_Extracts from a graphics dataset_

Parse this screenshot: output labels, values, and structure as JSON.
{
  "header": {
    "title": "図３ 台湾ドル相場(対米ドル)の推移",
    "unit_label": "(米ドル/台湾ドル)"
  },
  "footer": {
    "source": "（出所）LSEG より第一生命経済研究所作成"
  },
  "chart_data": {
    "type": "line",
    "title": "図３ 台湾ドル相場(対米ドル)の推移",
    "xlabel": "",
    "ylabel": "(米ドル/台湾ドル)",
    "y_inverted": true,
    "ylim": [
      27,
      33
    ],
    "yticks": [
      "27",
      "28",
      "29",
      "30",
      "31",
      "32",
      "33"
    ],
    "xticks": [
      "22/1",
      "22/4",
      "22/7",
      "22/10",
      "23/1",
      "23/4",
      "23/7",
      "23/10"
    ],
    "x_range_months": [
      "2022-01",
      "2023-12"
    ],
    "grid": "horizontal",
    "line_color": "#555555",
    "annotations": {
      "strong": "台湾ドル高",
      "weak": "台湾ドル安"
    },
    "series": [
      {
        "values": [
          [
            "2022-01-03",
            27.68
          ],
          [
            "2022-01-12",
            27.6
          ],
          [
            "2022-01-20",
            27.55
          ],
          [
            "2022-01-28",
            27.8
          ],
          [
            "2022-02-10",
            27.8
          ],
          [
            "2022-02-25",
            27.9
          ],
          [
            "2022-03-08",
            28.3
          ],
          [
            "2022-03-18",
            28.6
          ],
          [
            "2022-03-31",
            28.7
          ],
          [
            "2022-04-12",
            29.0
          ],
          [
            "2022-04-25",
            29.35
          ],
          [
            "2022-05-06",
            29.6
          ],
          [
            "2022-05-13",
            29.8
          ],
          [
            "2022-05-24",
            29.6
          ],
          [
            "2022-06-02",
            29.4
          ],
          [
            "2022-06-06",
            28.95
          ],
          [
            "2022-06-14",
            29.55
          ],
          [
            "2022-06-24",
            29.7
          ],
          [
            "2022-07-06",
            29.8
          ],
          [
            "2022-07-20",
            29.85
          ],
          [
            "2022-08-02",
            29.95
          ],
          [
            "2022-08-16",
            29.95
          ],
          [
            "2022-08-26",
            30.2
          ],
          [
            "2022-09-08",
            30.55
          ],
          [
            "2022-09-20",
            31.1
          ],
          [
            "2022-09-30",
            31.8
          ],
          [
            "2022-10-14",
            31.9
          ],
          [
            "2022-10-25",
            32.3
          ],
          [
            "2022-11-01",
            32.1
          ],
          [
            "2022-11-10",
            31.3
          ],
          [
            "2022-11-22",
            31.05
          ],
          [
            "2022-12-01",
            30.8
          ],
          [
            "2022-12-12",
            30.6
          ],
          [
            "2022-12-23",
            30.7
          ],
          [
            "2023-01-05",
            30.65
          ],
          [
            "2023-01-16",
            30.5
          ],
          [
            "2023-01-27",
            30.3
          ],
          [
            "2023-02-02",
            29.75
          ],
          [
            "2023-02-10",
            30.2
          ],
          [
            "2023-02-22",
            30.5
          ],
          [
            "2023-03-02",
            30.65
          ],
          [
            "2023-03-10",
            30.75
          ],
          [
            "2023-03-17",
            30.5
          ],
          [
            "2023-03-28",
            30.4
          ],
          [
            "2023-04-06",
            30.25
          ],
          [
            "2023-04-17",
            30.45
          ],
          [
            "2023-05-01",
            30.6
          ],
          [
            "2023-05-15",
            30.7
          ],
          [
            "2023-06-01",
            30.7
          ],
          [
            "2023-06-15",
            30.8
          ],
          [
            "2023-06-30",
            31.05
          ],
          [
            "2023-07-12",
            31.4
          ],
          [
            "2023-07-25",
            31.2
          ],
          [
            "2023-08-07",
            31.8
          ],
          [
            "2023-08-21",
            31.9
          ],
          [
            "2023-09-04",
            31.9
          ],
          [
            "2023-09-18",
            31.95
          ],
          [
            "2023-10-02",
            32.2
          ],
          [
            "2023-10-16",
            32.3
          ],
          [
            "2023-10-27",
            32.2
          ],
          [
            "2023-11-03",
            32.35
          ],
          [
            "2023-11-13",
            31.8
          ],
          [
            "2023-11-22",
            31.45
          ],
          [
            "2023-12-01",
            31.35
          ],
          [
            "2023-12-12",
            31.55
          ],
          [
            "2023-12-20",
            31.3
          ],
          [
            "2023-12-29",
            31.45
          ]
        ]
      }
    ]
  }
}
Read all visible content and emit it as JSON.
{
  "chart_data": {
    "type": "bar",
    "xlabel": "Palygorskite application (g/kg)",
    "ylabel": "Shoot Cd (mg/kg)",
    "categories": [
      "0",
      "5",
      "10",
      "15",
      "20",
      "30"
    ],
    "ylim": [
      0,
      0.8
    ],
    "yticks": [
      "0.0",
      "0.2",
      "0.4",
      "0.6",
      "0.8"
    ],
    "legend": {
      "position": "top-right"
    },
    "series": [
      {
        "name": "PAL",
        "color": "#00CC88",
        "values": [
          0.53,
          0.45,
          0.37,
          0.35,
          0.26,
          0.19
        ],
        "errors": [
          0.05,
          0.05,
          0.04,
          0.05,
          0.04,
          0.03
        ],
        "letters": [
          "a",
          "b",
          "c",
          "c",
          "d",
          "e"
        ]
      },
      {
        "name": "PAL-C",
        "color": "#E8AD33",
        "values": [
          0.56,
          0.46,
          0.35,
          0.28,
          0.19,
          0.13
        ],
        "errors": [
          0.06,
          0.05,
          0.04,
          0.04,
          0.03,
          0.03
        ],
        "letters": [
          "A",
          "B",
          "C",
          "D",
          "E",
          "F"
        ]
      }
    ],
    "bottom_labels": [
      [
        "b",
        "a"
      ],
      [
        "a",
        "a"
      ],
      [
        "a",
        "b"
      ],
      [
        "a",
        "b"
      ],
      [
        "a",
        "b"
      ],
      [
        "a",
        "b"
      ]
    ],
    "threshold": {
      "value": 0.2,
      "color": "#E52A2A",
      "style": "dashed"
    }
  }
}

_Exercise directions_
Identify each line in the entries with the word "ylabel" and copy it.

_Task response_
    "ylabel": "(米ドル/台湾ドル)",
    "ylabel": "Shoot Cd (mg/kg)",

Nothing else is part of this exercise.